_GIVEN TASK_:
Below are the records; collect from them each line containing the string "JSON".

_DATA TO USE_:

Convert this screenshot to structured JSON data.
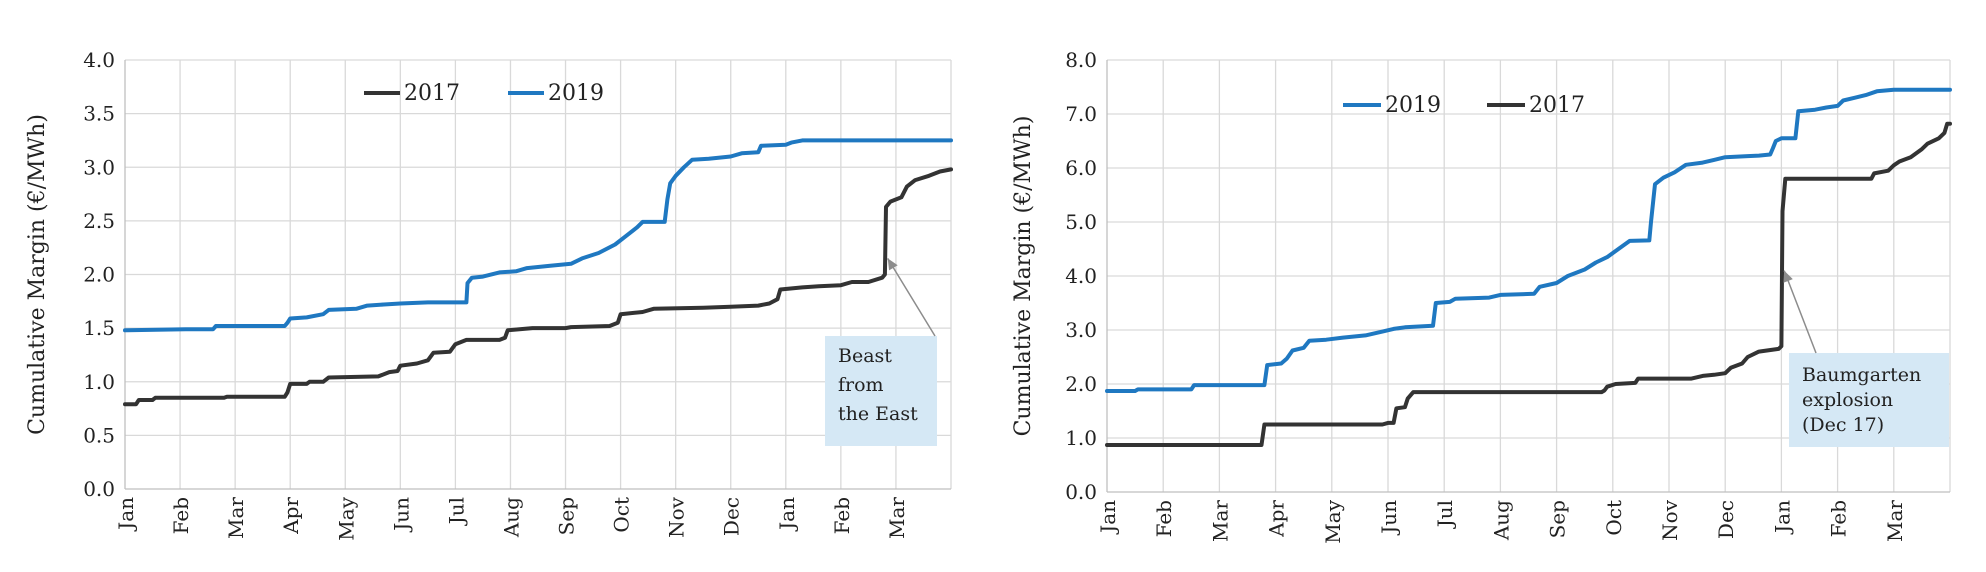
{
  "chart_data": [
    {
      "type": "line",
      "ylabel": "Cumulative Margin (€/MWh)",
      "ylim": [
        0,
        4.0
      ],
      "yticks": [
        "0.0",
        "0.5",
        "1.0",
        "1.5",
        "2.0",
        "2.5",
        "3.0",
        "3.5",
        "4.0"
      ],
      "categories": [
        "Jan",
        "Feb",
        "Mar",
        "Apr",
        "May",
        "Jun",
        "Jul",
        "Aug",
        "Sep",
        "Oct",
        "Nov",
        "Dec",
        "Jan",
        "Feb",
        "Mar"
      ],
      "legend": [
        "2017",
        "2019"
      ],
      "series": [
        {
          "name": "2017",
          "color": "#333333",
          "points": [
            [
              0,
              0.79
            ],
            [
              0.2,
              0.79
            ],
            [
              0.25,
              0.83
            ],
            [
              0.5,
              0.83
            ],
            [
              0.55,
              0.85
            ],
            [
              1.8,
              0.85
            ],
            [
              1.85,
              0.86
            ],
            [
              2.9,
              0.86
            ],
            [
              2.95,
              0.9
            ],
            [
              3.0,
              0.98
            ],
            [
              3.3,
              0.98
            ],
            [
              3.35,
              1.0
            ],
            [
              3.6,
              1.0
            ],
            [
              3.7,
              1.04
            ],
            [
              4.6,
              1.05
            ],
            [
              4.8,
              1.09
            ],
            [
              4.95,
              1.1
            ],
            [
              5.0,
              1.15
            ],
            [
              5.3,
              1.17
            ],
            [
              5.5,
              1.2
            ],
            [
              5.6,
              1.27
            ],
            [
              5.9,
              1.28
            ],
            [
              6.0,
              1.35
            ],
            [
              6.2,
              1.39
            ],
            [
              6.8,
              1.39
            ],
            [
              6.9,
              1.41
            ],
            [
              6.95,
              1.48
            ],
            [
              7.4,
              1.5
            ],
            [
              8.0,
              1.5
            ],
            [
              8.1,
              1.51
            ],
            [
              8.8,
              1.52
            ],
            [
              8.95,
              1.55
            ],
            [
              9.0,
              1.63
            ],
            [
              9.4,
              1.65
            ],
            [
              9.6,
              1.68
            ],
            [
              10.5,
              1.69
            ],
            [
              11.0,
              1.7
            ],
            [
              11.5,
              1.71
            ],
            [
              11.7,
              1.73
            ],
            [
              11.85,
              1.77
            ],
            [
              11.9,
              1.86
            ],
            [
              12.3,
              1.88
            ],
            [
              12.6,
              1.89
            ],
            [
              13.0,
              1.9
            ],
            [
              13.2,
              1.93
            ],
            [
              13.5,
              1.93
            ],
            [
              13.75,
              1.97
            ],
            [
              13.8,
              2.0
            ],
            [
              13.82,
              2.63
            ],
            [
              13.9,
              2.68
            ],
            [
              14.1,
              2.72
            ],
            [
              14.2,
              2.82
            ],
            [
              14.35,
              2.88
            ],
            [
              14.6,
              2.92
            ],
            [
              14.8,
              2.96
            ],
            [
              15.0,
              2.98
            ]
          ]
        },
        {
          "name": "2019",
          "color": "#1f78c1",
          "points": [
            [
              0,
              1.48
            ],
            [
              1.1,
              1.49
            ],
            [
              1.6,
              1.49
            ],
            [
              1.65,
              1.52
            ],
            [
              2.9,
              1.52
            ],
            [
              2.95,
              1.55
            ],
            [
              3.0,
              1.59
            ],
            [
              3.3,
              1.6
            ],
            [
              3.6,
              1.63
            ],
            [
              3.7,
              1.67
            ],
            [
              4.2,
              1.68
            ],
            [
              4.4,
              1.71
            ],
            [
              4.7,
              1.72
            ],
            [
              5.0,
              1.73
            ],
            [
              5.5,
              1.74
            ],
            [
              6.2,
              1.74
            ],
            [
              6.22,
              1.92
            ],
            [
              6.3,
              1.97
            ],
            [
              6.5,
              1.98
            ],
            [
              6.8,
              2.02
            ],
            [
              7.1,
              2.03
            ],
            [
              7.3,
              2.06
            ],
            [
              7.7,
              2.08
            ],
            [
              8.1,
              2.1
            ],
            [
              8.3,
              2.15
            ],
            [
              8.6,
              2.2
            ],
            [
              8.9,
              2.28
            ],
            [
              9.1,
              2.36
            ],
            [
              9.3,
              2.44
            ],
            [
              9.4,
              2.49
            ],
            [
              9.8,
              2.49
            ],
            [
              9.85,
              2.7
            ],
            [
              9.9,
              2.85
            ],
            [
              10.0,
              2.92
            ],
            [
              10.15,
              3.0
            ],
            [
              10.3,
              3.07
            ],
            [
              10.6,
              3.08
            ],
            [
              11.0,
              3.1
            ],
            [
              11.2,
              3.13
            ],
            [
              11.5,
              3.14
            ],
            [
              11.55,
              3.2
            ],
            [
              12.0,
              3.21
            ],
            [
              12.1,
              3.23
            ],
            [
              12.3,
              3.25
            ],
            [
              15.0,
              3.25
            ]
          ]
        }
      ],
      "annotation": {
        "lines": [
          "Beast",
          "from",
          "the East"
        ],
        "target": [
          13.85,
          2.15
        ]
      }
    },
    {
      "type": "line",
      "ylabel": "Cumulative Margin (€/MWh)",
      "ylim": [
        0,
        8.0
      ],
      "yticks": [
        "0.0",
        "1.0",
        "2.0",
        "3.0",
        "4.0",
        "5.0",
        "6.0",
        "7.0",
        "8.0"
      ],
      "categories": [
        "Jan",
        "Feb",
        "Mar",
        "Apr",
        "May",
        "Jun",
        "Jul",
        "Aug",
        "Sep",
        "Oct",
        "Nov",
        "Dec",
        "Jan",
        "Feb",
        "Mar"
      ],
      "legend": [
        "2019",
        "2017"
      ],
      "series": [
        {
          "name": "2019",
          "color": "#1f78c1",
          "points": [
            [
              0,
              1.87
            ],
            [
              0.5,
              1.87
            ],
            [
              0.55,
              1.9
            ],
            [
              1.5,
              1.9
            ],
            [
              1.55,
              1.98
            ],
            [
              2.8,
              1.98
            ],
            [
              2.85,
              2.35
            ],
            [
              3.1,
              2.38
            ],
            [
              3.2,
              2.47
            ],
            [
              3.3,
              2.62
            ],
            [
              3.5,
              2.67
            ],
            [
              3.6,
              2.8
            ],
            [
              3.9,
              2.82
            ],
            [
              4.2,
              2.86
            ],
            [
              4.6,
              2.9
            ],
            [
              4.9,
              2.97
            ],
            [
              5.1,
              3.02
            ],
            [
              5.3,
              3.05
            ],
            [
              5.8,
              3.08
            ],
            [
              5.85,
              3.5
            ],
            [
              6.1,
              3.52
            ],
            [
              6.2,
              3.58
            ],
            [
              6.8,
              3.6
            ],
            [
              7.0,
              3.65
            ],
            [
              7.6,
              3.67
            ],
            [
              7.7,
              3.8
            ],
            [
              8.0,
              3.87
            ],
            [
              8.2,
              4.0
            ],
            [
              8.5,
              4.12
            ],
            [
              8.7,
              4.25
            ],
            [
              8.9,
              4.35
            ],
            [
              9.1,
              4.5
            ],
            [
              9.3,
              4.65
            ],
            [
              9.65,
              4.66
            ],
            [
              9.68,
              5.0
            ],
            [
              9.75,
              5.7
            ],
            [
              9.9,
              5.82
            ],
            [
              10.1,
              5.92
            ],
            [
              10.3,
              6.06
            ],
            [
              10.6,
              6.1
            ],
            [
              10.8,
              6.15
            ],
            [
              11.0,
              6.2
            ],
            [
              11.4,
              6.22
            ],
            [
              11.6,
              6.23
            ],
            [
              11.8,
              6.25
            ],
            [
              11.85,
              6.37
            ],
            [
              11.9,
              6.5
            ],
            [
              12.0,
              6.55
            ],
            [
              12.25,
              6.55
            ],
            [
              12.3,
              7.05
            ],
            [
              12.6,
              7.08
            ],
            [
              12.8,
              7.12
            ],
            [
              13.0,
              7.15
            ],
            [
              13.1,
              7.25
            ],
            [
              13.3,
              7.3
            ],
            [
              13.5,
              7.35
            ],
            [
              13.7,
              7.42
            ],
            [
              14.0,
              7.45
            ],
            [
              15.0,
              7.45
            ]
          ]
        },
        {
          "name": "2017",
          "color": "#333333",
          "points": [
            [
              0,
              0.87
            ],
            [
              2.75,
              0.87
            ],
            [
              2.8,
              1.25
            ],
            [
              4.9,
              1.25
            ],
            [
              5.0,
              1.28
            ],
            [
              5.1,
              1.28
            ],
            [
              5.15,
              1.55
            ],
            [
              5.3,
              1.57
            ],
            [
              5.35,
              1.73
            ],
            [
              5.45,
              1.85
            ],
            [
              8.8,
              1.85
            ],
            [
              8.85,
              1.88
            ],
            [
              8.9,
              1.95
            ],
            [
              9.05,
              2.0
            ],
            [
              9.4,
              2.02
            ],
            [
              9.45,
              2.1
            ],
            [
              10.4,
              2.1
            ],
            [
              10.6,
              2.15
            ],
            [
              10.8,
              2.17
            ],
            [
              11.0,
              2.2
            ],
            [
              11.1,
              2.3
            ],
            [
              11.3,
              2.38
            ],
            [
              11.4,
              2.5
            ],
            [
              11.6,
              2.6
            ],
            [
              11.95,
              2.65
            ],
            [
              12.0,
              2.7
            ],
            [
              12.02,
              5.2
            ],
            [
              12.07,
              5.8
            ],
            [
              13.6,
              5.8
            ],
            [
              13.65,
              5.9
            ],
            [
              13.9,
              5.95
            ],
            [
              14.0,
              6.05
            ],
            [
              14.1,
              6.12
            ],
            [
              14.3,
              6.2
            ],
            [
              14.5,
              6.35
            ],
            [
              14.6,
              6.45
            ],
            [
              14.8,
              6.55
            ],
            [
              14.9,
              6.65
            ],
            [
              14.95,
              6.82
            ],
            [
              15.0,
              6.82
            ]
          ]
        }
      ],
      "annotation": {
        "lines": [
          "Baumgarten",
          "explosion",
          "(Dec 17)"
        ],
        "target": [
          12.05,
          4.1
        ]
      }
    }
  ]
}
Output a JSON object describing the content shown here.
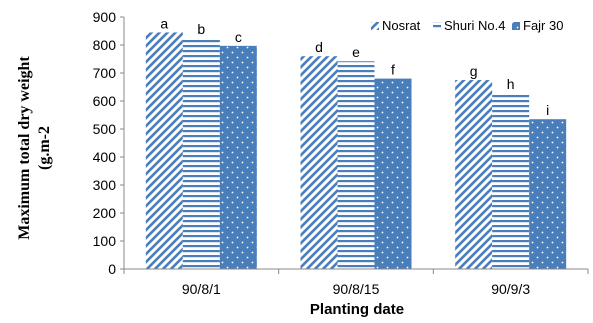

_SOLVED PROBLEM_:
Convert this screenshot to structured JSON data.
Output a JSON object describing the content shown here.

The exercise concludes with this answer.